=== Input ===

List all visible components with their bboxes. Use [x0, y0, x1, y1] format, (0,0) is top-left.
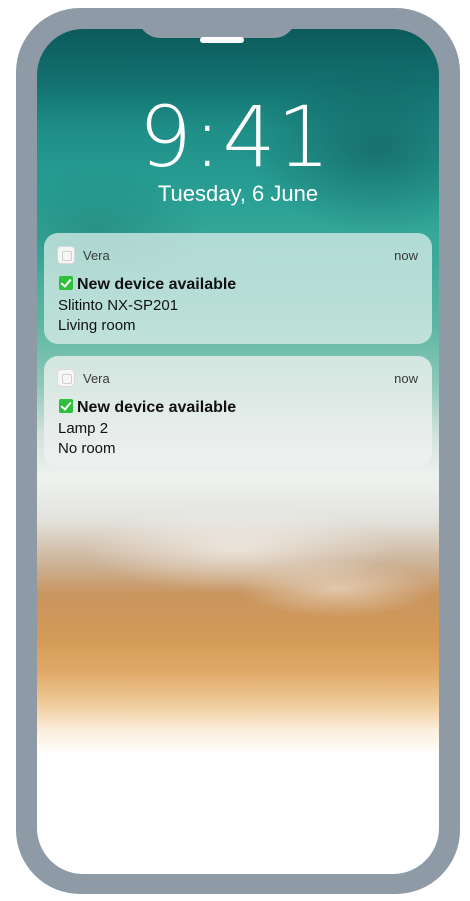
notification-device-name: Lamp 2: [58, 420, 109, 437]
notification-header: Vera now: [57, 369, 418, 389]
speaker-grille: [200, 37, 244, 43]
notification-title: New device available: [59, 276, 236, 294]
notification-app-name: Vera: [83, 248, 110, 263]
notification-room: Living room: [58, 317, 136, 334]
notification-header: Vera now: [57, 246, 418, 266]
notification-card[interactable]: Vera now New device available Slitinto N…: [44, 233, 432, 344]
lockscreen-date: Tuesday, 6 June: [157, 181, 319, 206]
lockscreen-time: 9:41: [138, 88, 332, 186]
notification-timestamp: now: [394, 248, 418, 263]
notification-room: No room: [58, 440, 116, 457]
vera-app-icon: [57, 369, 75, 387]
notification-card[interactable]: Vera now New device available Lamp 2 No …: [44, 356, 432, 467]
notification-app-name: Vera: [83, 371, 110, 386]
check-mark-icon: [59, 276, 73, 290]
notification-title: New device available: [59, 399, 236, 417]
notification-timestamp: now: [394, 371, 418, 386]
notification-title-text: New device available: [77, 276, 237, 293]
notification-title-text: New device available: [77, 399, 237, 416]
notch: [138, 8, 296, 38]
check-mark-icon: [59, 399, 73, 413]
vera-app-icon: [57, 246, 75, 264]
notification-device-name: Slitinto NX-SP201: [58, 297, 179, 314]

=== Requirements ===
Copy out, without any change, every line of the entries from the line with "notification-device-name: Lamp 2: [58, 420, 109, 437]" through the last line of the entries, keeping both of those lines.

=== Problem solution ===
notification-device-name: Lamp 2: [58, 420, 109, 437]
notification-header: Vera now: [57, 369, 418, 389]
speaker-grille: [200, 37, 244, 43]
notification-title: New device available: [59, 276, 236, 294]
notification-app-name: Vera: [83, 248, 110, 263]
notification-room: Living room: [58, 317, 136, 334]
notification-header: Vera now: [57, 246, 418, 266]
notification-card[interactable]: Vera now New device available Slitinto N…: [44, 233, 432, 344]
lockscreen-date: Tuesday, 6 June: [157, 181, 319, 206]
lockscreen-time: 9:41: [138, 88, 332, 186]
notification-timestamp: now: [394, 248, 418, 263]
notification-room: No room: [58, 440, 116, 457]
vera-app-icon: [57, 369, 75, 387]
notification-card[interactable]: Vera now New device available Lamp 2 No …: [44, 356, 432, 467]
notification-app-name: Vera: [83, 371, 110, 386]
check-mark-icon: [59, 276, 73, 290]
notification-title: New device available: [59, 399, 236, 417]
notification-timestamp: now: [394, 371, 418, 386]
notification-title-text: New device available: [77, 276, 237, 293]
notification-title-text: New device available: [77, 399, 237, 416]
notch: [138, 8, 296, 38]
check-mark-icon: [59, 399, 73, 413]
vera-app-icon: [57, 246, 75, 264]
notification-device-name: Slitinto NX-SP201: [58, 297, 179, 314]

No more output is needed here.